*** Provided records ***
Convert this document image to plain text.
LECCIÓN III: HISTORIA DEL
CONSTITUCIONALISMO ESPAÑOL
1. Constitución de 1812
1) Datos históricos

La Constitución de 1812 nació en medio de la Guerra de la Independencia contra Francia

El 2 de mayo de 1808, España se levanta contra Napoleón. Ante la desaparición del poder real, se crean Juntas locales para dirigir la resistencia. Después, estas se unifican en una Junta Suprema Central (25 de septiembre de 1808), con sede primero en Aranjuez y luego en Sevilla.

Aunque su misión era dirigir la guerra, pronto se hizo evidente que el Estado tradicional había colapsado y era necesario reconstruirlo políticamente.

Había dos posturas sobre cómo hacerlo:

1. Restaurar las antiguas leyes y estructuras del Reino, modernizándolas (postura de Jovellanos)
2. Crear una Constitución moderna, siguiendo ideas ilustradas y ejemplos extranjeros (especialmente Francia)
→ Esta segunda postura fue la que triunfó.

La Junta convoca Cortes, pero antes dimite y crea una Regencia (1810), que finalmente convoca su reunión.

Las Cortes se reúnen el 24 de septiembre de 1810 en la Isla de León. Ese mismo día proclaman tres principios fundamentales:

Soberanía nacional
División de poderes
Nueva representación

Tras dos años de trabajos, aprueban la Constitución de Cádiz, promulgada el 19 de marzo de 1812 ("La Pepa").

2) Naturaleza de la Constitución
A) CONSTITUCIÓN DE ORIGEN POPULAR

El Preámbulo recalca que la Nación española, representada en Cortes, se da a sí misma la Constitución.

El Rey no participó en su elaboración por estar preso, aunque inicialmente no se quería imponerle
***
- What is being asked -
Retype all of the material, keeping each line exact.

- The result -
Convert this document image to plain text.
LECCIÓN III: HISTORIA DEL
CONSTITUCIONALISMO ESPAÑOL
1. Constitución de 1812
1) Datos históricos

La Constitución de 1812 nació en medio de la Guerra de la Independencia contra Francia

El 2 de mayo de 1808, España se levanta contra Napoleón. Ante la desaparición del poder real, se crean Juntas locales para dirigir la resistencia. Después, estas se unifican en una Junta Suprema Central (25 de septiembre de 1808), con sede primero en Aranjuez y luego en Sevilla.

Aunque su misión era dirigir la guerra, pronto se hizo evidente que el Estado tradicional había colapsado y era necesario reconstruirlo políticamente.

Había dos posturas sobre cómo hacerlo:

1. Restaurar las antiguas leyes y estructuras del Reino, modernizándolas (postura de Jovellanos)
2. Crear una Constitución moderna, siguiendo ideas ilustradas y ejemplos extranjeros (especialmente Francia)
→ Esta segunda postura fue la que triunfó.

La Junta convoca Cortes, pero antes dimite y crea una Regencia (1810), que finalmente convoca su reunión.

Las Cortes se reúnen el 24 de septiembre de 1810 en la Isla de León. Ese mismo día proclaman tres principios fundamentales:

Soberanía nacional
División de poderes
Nueva representación

Tras dos años de trabajos, aprueban la Constitución de Cádiz, promulgada el 19 de marzo de 1812 ("La Pepa").

2) Naturaleza de la Constitución
A) CONSTITUCIÓN DE ORIGEN POPULAR

El Preámbulo recalca que la Nación española, representada en Cortes, se da a sí misma la Constitución.

El Rey no participó en su elaboración por estar preso, aunque inicialmente no se quería imponerle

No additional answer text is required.